QUESTIONS TO ANSWER:
1 - In the article on Millennial holiday spending, between which years were Millennials born?
2 - Carry on the article about Millennial holiday spending from its last sentence.

TEXT SHOWN:
# # # # #
Millennials, today’s twenty and thirty-somethings, are the dream customers of the Christmas holiday period. Born between 1980 and 2000, they have worked their way through the hard slog of their junior years in the workforce, and are now enjoying the fruits of their labour.
With the holidays just around the corner, the question every marketer, retailer, and payments facilitator wants the answer to is – what will Millennials spend their hard-earned cash on?
Generations of choices
Every generation has its own distinct attitudes and experiences. And it’s no surprise their buying habits inevitably reflect these experiences. For the generations that experienced World War I, the Great Depression and then World War II, life had few luxuries apart from an afternoon at the football or movies, and an evening gathered around the radio.
The 1950s saw an explosion of new and affordable consumer goods enter the household. This included televisions, as well as bigger ranges of clothes, recorded music and entertainment choices that allowed the Baby Boomers to
For Generation X (born from the early 1960s until 1980), their choices included even more highly-individualised purchases like the Sony Walkman (launched 1979), and the handheld video game players like the Gameboy (launched 1989).
Millennials are the first ‘digitally-native’ generation, where connected devices, as well as cheap communications and travel have shaped very different spending habits to earlier generations.
Smart choices for Millennials
That most striking possession of virtually all Millennials, the smartphone, will continue to be central to their lives. But since most people upgrade their phones whenever their mobile contracts expire, only some will get new phones these holidays.
The big difference between Millennials and previous generations is their taste for experiences such as travel and entertainment instead of physical purchases.
# # # # #
SOURCE MATERIAL:
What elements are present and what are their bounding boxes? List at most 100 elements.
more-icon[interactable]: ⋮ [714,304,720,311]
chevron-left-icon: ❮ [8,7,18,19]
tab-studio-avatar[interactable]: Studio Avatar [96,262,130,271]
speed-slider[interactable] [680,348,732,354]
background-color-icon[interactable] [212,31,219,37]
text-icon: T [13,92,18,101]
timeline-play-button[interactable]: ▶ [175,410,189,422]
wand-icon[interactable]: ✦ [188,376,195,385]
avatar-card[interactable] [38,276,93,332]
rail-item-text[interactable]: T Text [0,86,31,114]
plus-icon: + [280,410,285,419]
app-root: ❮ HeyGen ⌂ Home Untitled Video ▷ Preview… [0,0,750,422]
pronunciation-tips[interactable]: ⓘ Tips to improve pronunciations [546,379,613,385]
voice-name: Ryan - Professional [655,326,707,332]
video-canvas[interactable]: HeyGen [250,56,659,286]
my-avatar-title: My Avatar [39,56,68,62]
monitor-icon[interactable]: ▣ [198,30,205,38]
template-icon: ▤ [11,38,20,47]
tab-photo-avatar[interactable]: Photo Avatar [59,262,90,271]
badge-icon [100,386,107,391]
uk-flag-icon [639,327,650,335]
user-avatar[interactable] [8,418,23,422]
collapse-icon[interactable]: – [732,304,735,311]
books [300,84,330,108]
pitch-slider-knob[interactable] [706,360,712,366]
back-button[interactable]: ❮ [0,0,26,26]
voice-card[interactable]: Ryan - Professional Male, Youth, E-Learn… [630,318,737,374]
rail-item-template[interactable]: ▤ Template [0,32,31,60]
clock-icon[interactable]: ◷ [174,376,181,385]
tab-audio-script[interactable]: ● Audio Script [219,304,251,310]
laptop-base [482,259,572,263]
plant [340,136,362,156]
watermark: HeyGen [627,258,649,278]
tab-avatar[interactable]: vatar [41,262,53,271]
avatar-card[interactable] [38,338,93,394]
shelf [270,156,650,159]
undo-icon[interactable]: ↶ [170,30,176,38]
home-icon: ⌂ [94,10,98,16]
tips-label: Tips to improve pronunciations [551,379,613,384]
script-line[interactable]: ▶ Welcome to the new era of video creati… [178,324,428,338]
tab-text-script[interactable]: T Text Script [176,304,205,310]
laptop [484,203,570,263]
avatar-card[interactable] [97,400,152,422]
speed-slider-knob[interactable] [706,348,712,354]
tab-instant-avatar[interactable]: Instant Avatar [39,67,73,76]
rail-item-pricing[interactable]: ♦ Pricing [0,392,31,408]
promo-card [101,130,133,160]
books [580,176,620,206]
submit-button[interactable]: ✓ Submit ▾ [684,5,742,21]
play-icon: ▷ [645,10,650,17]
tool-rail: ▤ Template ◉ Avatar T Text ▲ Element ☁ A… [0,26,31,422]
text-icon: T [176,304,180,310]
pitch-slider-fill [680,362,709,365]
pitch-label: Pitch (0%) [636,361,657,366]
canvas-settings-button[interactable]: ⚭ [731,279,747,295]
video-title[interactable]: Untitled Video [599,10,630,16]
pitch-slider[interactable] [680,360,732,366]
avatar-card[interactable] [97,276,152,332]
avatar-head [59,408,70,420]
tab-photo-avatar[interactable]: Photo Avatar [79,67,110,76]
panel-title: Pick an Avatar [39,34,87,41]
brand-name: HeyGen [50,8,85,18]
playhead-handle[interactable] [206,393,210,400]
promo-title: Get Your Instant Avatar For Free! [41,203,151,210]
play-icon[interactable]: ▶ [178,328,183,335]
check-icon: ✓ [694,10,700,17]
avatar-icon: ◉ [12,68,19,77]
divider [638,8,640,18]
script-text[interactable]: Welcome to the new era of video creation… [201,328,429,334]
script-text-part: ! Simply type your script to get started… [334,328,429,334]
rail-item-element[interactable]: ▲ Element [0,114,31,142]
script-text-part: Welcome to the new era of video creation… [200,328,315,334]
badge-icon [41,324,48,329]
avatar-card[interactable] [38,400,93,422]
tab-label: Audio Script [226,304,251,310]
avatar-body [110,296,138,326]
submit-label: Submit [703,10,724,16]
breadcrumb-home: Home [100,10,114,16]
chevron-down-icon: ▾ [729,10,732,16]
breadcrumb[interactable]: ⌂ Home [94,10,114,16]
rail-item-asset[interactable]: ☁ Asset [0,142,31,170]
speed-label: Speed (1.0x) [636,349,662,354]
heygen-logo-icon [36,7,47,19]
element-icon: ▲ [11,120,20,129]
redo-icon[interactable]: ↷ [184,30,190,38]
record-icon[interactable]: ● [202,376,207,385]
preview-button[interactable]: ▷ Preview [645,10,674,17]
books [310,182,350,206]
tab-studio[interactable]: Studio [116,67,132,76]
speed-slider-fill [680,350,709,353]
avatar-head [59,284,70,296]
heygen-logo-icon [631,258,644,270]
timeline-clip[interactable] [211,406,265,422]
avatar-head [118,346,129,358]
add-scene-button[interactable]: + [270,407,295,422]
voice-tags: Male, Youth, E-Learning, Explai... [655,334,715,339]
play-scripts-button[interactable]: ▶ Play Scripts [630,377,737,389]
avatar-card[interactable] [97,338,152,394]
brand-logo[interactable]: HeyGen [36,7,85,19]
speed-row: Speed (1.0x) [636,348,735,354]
# # # # #
RESPONSES BY TASK:
1 - Between 1980 and 2000.

2 -
A survey conducted by PwC found that Millennials are likely to spend just over half their holiday budgets on travel and entertainment, compared to thirty-nine per cent of spending by members of older generations. And almost half of Millennials will spend more this holiday than last year, compared to a quarter of older shoppers. Significantly, more than half of this spending will be on gifts for others.
When Millennials do look to purchase physical items, they will be intimately tied to experiences like keeping fit and healthy.
Australian Millennials are amongst the biggest buyers in the world of smart fitness bands, which track exercise activity. According to Deloitte, twenty-five per cent of Australian Millennials own one of these devices, and they expect the trend to continue, and include smartwatches like the Apple Watch.
Doing the right thing
As their connectedness to the rest of the world has brought a greater awareness of social and environmental issues, a key factor which influences Millennials’ choices is whether the businesses they buy from reflect their own values.
With forty-seven per cent telling a Deloitte survey they believed the purpose of businesses is to improve society and protect the environment, many Millennials do not buy only for themselves, but to promote a greater good. Whatever their line of business, companies which ‘do their bit’ will go a long way to winning over Millennials as customers.